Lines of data
------------------------------------

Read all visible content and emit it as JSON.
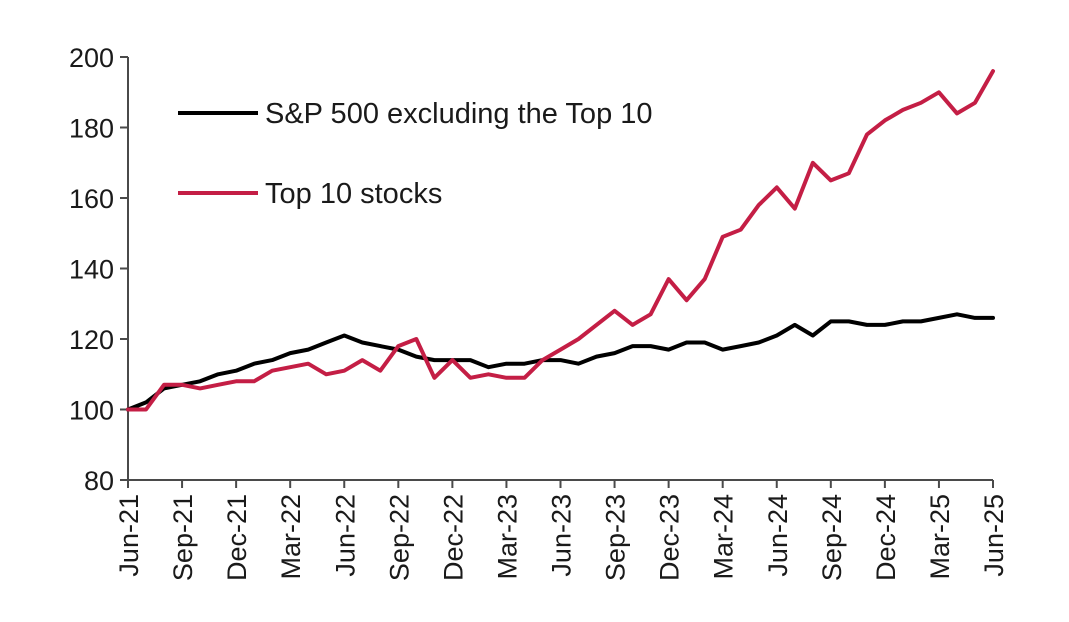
{
  "chart_data": {
    "type": "line",
    "title": "",
    "xlabel": "",
    "ylabel": "",
    "ylim": [
      80,
      200
    ],
    "yticks": [
      80,
      100,
      120,
      140,
      160,
      180,
      200
    ],
    "x_tick_labels": [
      "Jun-21",
      "Sep-21",
      "Dec-21",
      "Mar-22",
      "Jun-22",
      "Sep-22",
      "Dec-22",
      "Mar-23",
      "Jun-23",
      "Sep-23",
      "Dec-23",
      "Mar-24",
      "Jun-24",
      "Sep-24",
      "Dec-24",
      "Mar-25",
      "Jun-25"
    ],
    "x": [
      "Jun-21",
      "Jul-21",
      "Aug-21",
      "Sep-21",
      "Oct-21",
      "Nov-21",
      "Dec-21",
      "Jan-22",
      "Feb-22",
      "Mar-22",
      "Apr-22",
      "May-22",
      "Jun-22",
      "Jul-22",
      "Aug-22",
      "Sep-22",
      "Oct-22",
      "Nov-22",
      "Dec-22",
      "Jan-23",
      "Feb-23",
      "Mar-23",
      "Apr-23",
      "May-23",
      "Jun-23",
      "Jul-23",
      "Aug-23",
      "Sep-23",
      "Oct-23",
      "Nov-23",
      "Dec-23",
      "Jan-24",
      "Feb-24",
      "Mar-24",
      "Apr-24",
      "May-24",
      "Jun-24",
      "Jul-24",
      "Aug-24",
      "Sep-24",
      "Oct-24",
      "Nov-24",
      "Dec-24",
      "Jan-25",
      "Feb-25",
      "Mar-25",
      "Apr-25",
      "May-25",
      "Jun-25"
    ],
    "grid": false,
    "legend_position": "top-left",
    "series": [
      {
        "name": "S&P 500 excluding the Top 10",
        "color": "#000000",
        "values": [
          100,
          102,
          106,
          107,
          108,
          110,
          111,
          113,
          114,
          116,
          117,
          119,
          121,
          119,
          118,
          117,
          115,
          114,
          114,
          114,
          112,
          113,
          113,
          114,
          114,
          113,
          115,
          116,
          118,
          118,
          117,
          119,
          119,
          117,
          118,
          119,
          121,
          124,
          121,
          125,
          125,
          124,
          124,
          125,
          125,
          126,
          127,
          126,
          126
        ]
      },
      {
        "name": "Top 10 stocks",
        "color": "#c41e45",
        "values": [
          100,
          100,
          107,
          107,
          106,
          107,
          108,
          108,
          111,
          112,
          113,
          110,
          111,
          114,
          111,
          118,
          120,
          109,
          114,
          109,
          110,
          109,
          109,
          114,
          117,
          120,
          124,
          128,
          124,
          127,
          137,
          131,
          137,
          149,
          151,
          158,
          163,
          157,
          170,
          165,
          167,
          178,
          182,
          185,
          187,
          190,
          184,
          187,
          196
        ]
      }
    ]
  }
}
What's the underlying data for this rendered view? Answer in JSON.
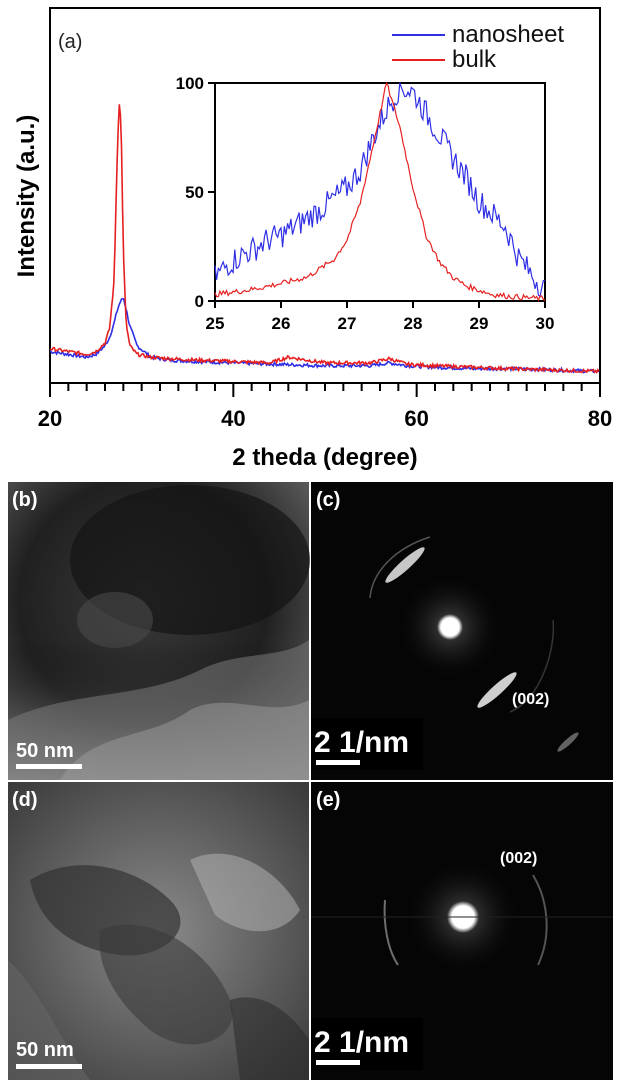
{
  "panel_a": {
    "label": "(a)",
    "legend": [
      "nanosheet",
      "bulk"
    ]
  },
  "chart_data": [
    {
      "type": "line",
      "title": "",
      "xlabel": "2 theda (degree)",
      "ylabel": "Intensity (a.u.)",
      "xlim": [
        20,
        80
      ],
      "xticks": [
        "20",
        "40",
        "60",
        "80"
      ],
      "yticks": [],
      "grid": false,
      "legend_position": "top-right",
      "series": [
        {
          "name": "nanosheet",
          "color": "#2f2fe6",
          "x": [
            20,
            22,
            24,
            25,
            26,
            26.5,
            27,
            27.3,
            27.6,
            28,
            28.3,
            28.7,
            29.5,
            31,
            33,
            36,
            40,
            45,
            50,
            55,
            57,
            59,
            62,
            66,
            70,
            75,
            80
          ],
          "y": [
            0.1,
            0.09,
            0.08,
            0.09,
            0.12,
            0.15,
            0.2,
            0.24,
            0.27,
            0.29,
            0.25,
            0.19,
            0.12,
            0.08,
            0.07,
            0.065,
            0.06,
            0.055,
            0.05,
            0.05,
            0.06,
            0.05,
            0.045,
            0.04,
            0.04,
            0.035,
            0.03
          ]
        },
        {
          "name": "bulk",
          "color": "#e62020",
          "x": [
            20,
            22,
            24,
            25,
            26,
            26.5,
            27,
            27.2,
            27.4,
            27.6,
            27.8,
            28,
            28.3,
            28.7,
            29.5,
            31,
            33,
            36,
            40,
            44,
            46,
            50,
            55,
            57,
            59,
            62,
            66,
            70,
            75,
            80
          ],
          "y": [
            0.11,
            0.1,
            0.09,
            0.1,
            0.13,
            0.18,
            0.35,
            0.62,
            0.86,
            1.0,
            0.82,
            0.45,
            0.2,
            0.12,
            0.09,
            0.08,
            0.075,
            0.07,
            0.065,
            0.06,
            0.08,
            0.06,
            0.06,
            0.075,
            0.055,
            0.05,
            0.045,
            0.04,
            0.035,
            0.03
          ]
        }
      ]
    },
    {
      "type": "line",
      "title": "",
      "xlim": [
        25,
        30
      ],
      "ylim": [
        0,
        100
      ],
      "xticks": [
        "25",
        "26",
        "27",
        "28",
        "29",
        "30"
      ],
      "yticks": [
        "0",
        "50",
        "100"
      ],
      "grid": false,
      "series": [
        {
          "name": "nanosheet",
          "color": "#2f2fe6",
          "x": [
            25,
            25.2,
            25.4,
            25.6,
            25.8,
            26,
            26.2,
            26.4,
            26.6,
            26.8,
            27,
            27.2,
            27.4,
            27.6,
            27.8,
            28,
            28.2,
            28.4,
            28.6,
            28.8,
            29,
            29.2,
            29.4,
            29.6,
            29.8,
            30
          ],
          "y": [
            11,
            17,
            21,
            24,
            28,
            30,
            34,
            38,
            42,
            47,
            52,
            60,
            75,
            88,
            98,
            96,
            86,
            76,
            66,
            57,
            46,
            40,
            34,
            20,
            12,
            5
          ]
        },
        {
          "name": "bulk",
          "color": "#e62020",
          "x": [
            25,
            25.5,
            26,
            26.4,
            26.8,
            27,
            27.2,
            27.4,
            27.6,
            27.8,
            28,
            28.2,
            28.4,
            28.6,
            28.8,
            29,
            29.2,
            29.5,
            30
          ],
          "y": [
            3,
            5,
            8,
            11,
            19,
            28,
            45,
            72,
            100,
            80,
            52,
            30,
            18,
            11,
            7,
            5,
            3,
            2,
            1
          ]
        }
      ]
    }
  ],
  "panel_b": {
    "label": "(b)",
    "scale_bar": "50 nm"
  },
  "panel_c": {
    "label": "(c)",
    "scale_bar": "2 1/nm",
    "annotation": "(002)"
  },
  "panel_d": {
    "label": "(d)",
    "scale_bar": "50 nm"
  },
  "panel_e": {
    "label": "(e)",
    "scale_bar": "2 1/nm",
    "annotation": "(002)"
  }
}
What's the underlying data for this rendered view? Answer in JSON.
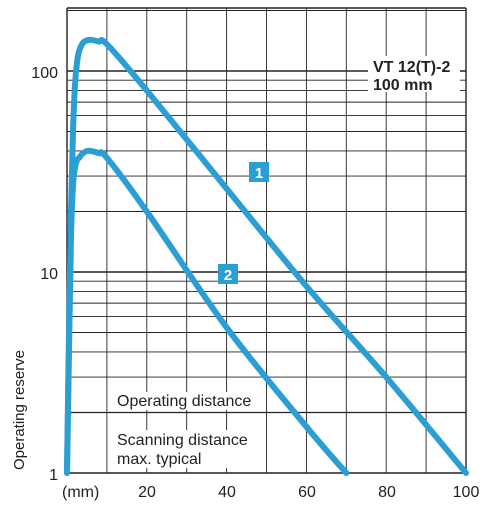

------------------------------------

#### REQUIREMENTS:
Reproduce the records above exactly, leaving out every picture they contain.

#### WRITTEN REPLY:
Read all visible content and emit it as JSON.
{
  "chart_data": {
    "type": "line",
    "title": "",
    "xlabel": "",
    "ylabel": "",
    "ylim": [
      80,
      200
    ],
    "yticks": [
      80,
      100,
      120,
      140,
      160,
      180,
      200
    ],
    "x_tick_labels": [
      "Jun-21",
      "Sep-21",
      "Dec-21",
      "Mar-22",
      "Jun-22",
      "Sep-22",
      "Dec-22",
      "Mar-23",
      "Jun-23",
      "Sep-23",
      "Dec-23",
      "Mar-24",
      "Jun-24",
      "Sep-24",
      "Dec-24",
      "Mar-25",
      "Jun-25"
    ],
    "x": [
      "Jun-21",
      "Jul-21",
      "Aug-21",
      "Sep-21",
      "Oct-21",
      "Nov-21",
      "Dec-21",
      "Jan-22",
      "Feb-22",
      "Mar-22",
      "Apr-22",
      "May-22",
      "Jun-22",
      "Jul-22",
      "Aug-22",
      "Sep-22",
      "Oct-22",
      "Nov-22",
      "Dec-22",
      "Jan-23",
      "Feb-23",
      "Mar-23",
      "Apr-23",
      "May-23",
      "Jun-23",
      "Jul-23",
      "Aug-23",
      "Sep-23",
      "Oct-23",
      "Nov-23",
      "Dec-23",
      "Jan-24",
      "Feb-24",
      "Mar-24",
      "Apr-24",
      "May-24",
      "Jun-24",
      "Jul-24",
      "Aug-24",
      "Sep-24",
      "Oct-24",
      "Nov-24",
      "Dec-24",
      "Jan-25",
      "Feb-25",
      "Mar-25",
      "Apr-25",
      "May-25",
      "Jun-25"
    ],
    "grid": false,
    "legend_position": "top-left",
    "series": [
      {
        "name": "S&P 500 excluding the Top 10",
        "color": "#000000",
        "values": [
          100,
          102,
          106,
          107,
          108,
          110,
          111,
          113,
          114,
          116,
          117,
          119,
          121,
          119,
          118,
          117,
          115,
          114,
          114,
          114,
          112,
          113,
          113,
          114,
          114,
          113,
          115,
          116,
          118,
          118,
          117,
          119,
          119,
          117,
          118,
          119,
          121,
          124,
          121,
          125,
          125,
          124,
          124,
          125,
          125,
          126,
          127,
          126,
          126
        ]
      },
      {
        "name": "Top 10 stocks",
        "color": "#c41e45",
        "values": [
          100,
          100,
          107,
          107,
          106,
          107,
          108,
          108,
          111,
          112,
          113,
          110,
          111,
          114,
          111,
          118,
          120,
          109,
          114,
          109,
          110,
          109,
          109,
          114,
          117,
          120,
          124,
          128,
          124,
          127,
          137,
          131,
          137,
          149,
          151,
          158,
          163,
          157,
          170,
          165,
          167,
          178,
          182,
          185,
          187,
          190,
          184,
          187,
          196
        ]
      }
    ]
  }
}
What's the underlying data for this rendered view? Answer in JSON.
{
  "panel_a": {
    "label": "(a)",
    "legend": [
      "nanosheet",
      "bulk"
    ]
  },
  "chart_data": [
    {
      "type": "line",
      "title": "",
      "xlabel": "2 theda (degree)",
      "ylabel": "Intensity (a.u.)",
      "xlim": [
        20,
        80
      ],
      "xticks": [
        "20",
        "40",
        "60",
        "80"
      ],
      "yticks": [],
      "grid": false,
      "legend_position": "top-right",
      "series": [
        {
          "name": "nanosheet",
          "color": "#2f2fe6",
          "x": [
            20,
            22,
            24,
            25,
            26,
            26.5,
            27,
            27.3,
            27.6,
            28,
            28.3,
            28.7,
            29.5,
            31,
            33,
            36,
            40,
            45,
            50,
            55,
            57,
            59,
            62,
            66,
            70,
            75,
            80
          ],
          "y": [
            0.1,
            0.09,
            0.08,
            0.09,
            0.12,
            0.15,
            0.2,
            0.24,
            0.27,
            0.29,
            0.25,
            0.19,
            0.12,
            0.08,
            0.07,
            0.065,
            0.06,
            0.055,
            0.05,
            0.05,
            0.06,
            0.05,
            0.045,
            0.04,
            0.04,
            0.035,
            0.03
          ]
        },
        {
          "name": "bulk",
          "color": "#e62020",
          "x": [
            20,
            22,
            24,
            25,
            26,
            26.5,
            27,
            27.2,
            27.4,
            27.6,
            27.8,
            28,
            28.3,
            28.7,
            29.5,
            31,
            33,
            36,
            40,
            44,
            46,
            50,
            55,
            57,
            59,
            62,
            66,
            70,
            75,
            80
          ],
          "y": [
            0.11,
            0.1,
            0.09,
            0.1,
            0.13,
            0.18,
            0.35,
            0.62,
            0.86,
            1.0,
            0.82,
            0.45,
            0.2,
            0.12,
            0.09,
            0.08,
            0.075,
            0.07,
            0.065,
            0.06,
            0.08,
            0.06,
            0.06,
            0.075,
            0.055,
            0.05,
            0.045,
            0.04,
            0.035,
            0.03
          ]
        }
      ]
    },
    {
      "type": "line",
      "title": "",
      "xlim": [
        25,
        30
      ],
      "ylim": [
        0,
        100
      ],
      "xticks": [
        "25",
        "26",
        "27",
        "28",
        "29",
        "30"
      ],
      "yticks": [
        "0",
        "50",
        "100"
      ],
      "grid": false,
      "series": [
        {
          "name": "nanosheet",
          "color": "#2f2fe6",
          "x": [
            25,
            25.2,
            25.4,
            25.6,
            25.8,
            26,
            26.2,
            26.4,
            26.6,
            26.8,
            27,
            27.2,
            27.4,
            27.6,
            27.8,
            28,
            28.2,
            28.4,
            28.6,
            28.8,
            29,
            29.2,
            29.4,
            29.6,
            29.8,
            30
          ],
          "y": [
            11,
            17,
            21,
            24,
            28,
            30,
            34,
            38,
            42,
            47,
            52,
            60,
            75,
            88,
            98,
            96,
            86,
            76,
            66,
            57,
            46,
            40,
            34,
            20,
            12,
            5
          ]
        },
        {
          "name": "bulk",
          "color": "#e62020",
          "x": [
            25,
            25.5,
            26,
            26.4,
            26.8,
            27,
            27.2,
            27.4,
            27.6,
            27.8,
            28,
            28.2,
            28.4,
            28.6,
            28.8,
            29,
            29.2,
            29.5,
            30
          ],
          "y": [
            3,
            5,
            8,
            11,
            19,
            28,
            45,
            72,
            100,
            80,
            52,
            30,
            18,
            11,
            7,
            5,
            3,
            2,
            1
          ]
        }
      ]
    }
  ],
  "panel_b": {
    "label": "(b)",
    "scale_bar": "50 nm"
  },
  "panel_c": {
    "label": "(c)",
    "scale_bar": "2 1/nm",
    "annotation": "(002)"
  },
  "panel_d": {
    "label": "(d)",
    "scale_bar": "50 nm"
  },
  "panel_e": {
    "label": "(e)",
    "scale_bar": "2 1/nm",
    "annotation": "(002)"
  }
}
What's the underlying data for this rendered view? Answer in JSON.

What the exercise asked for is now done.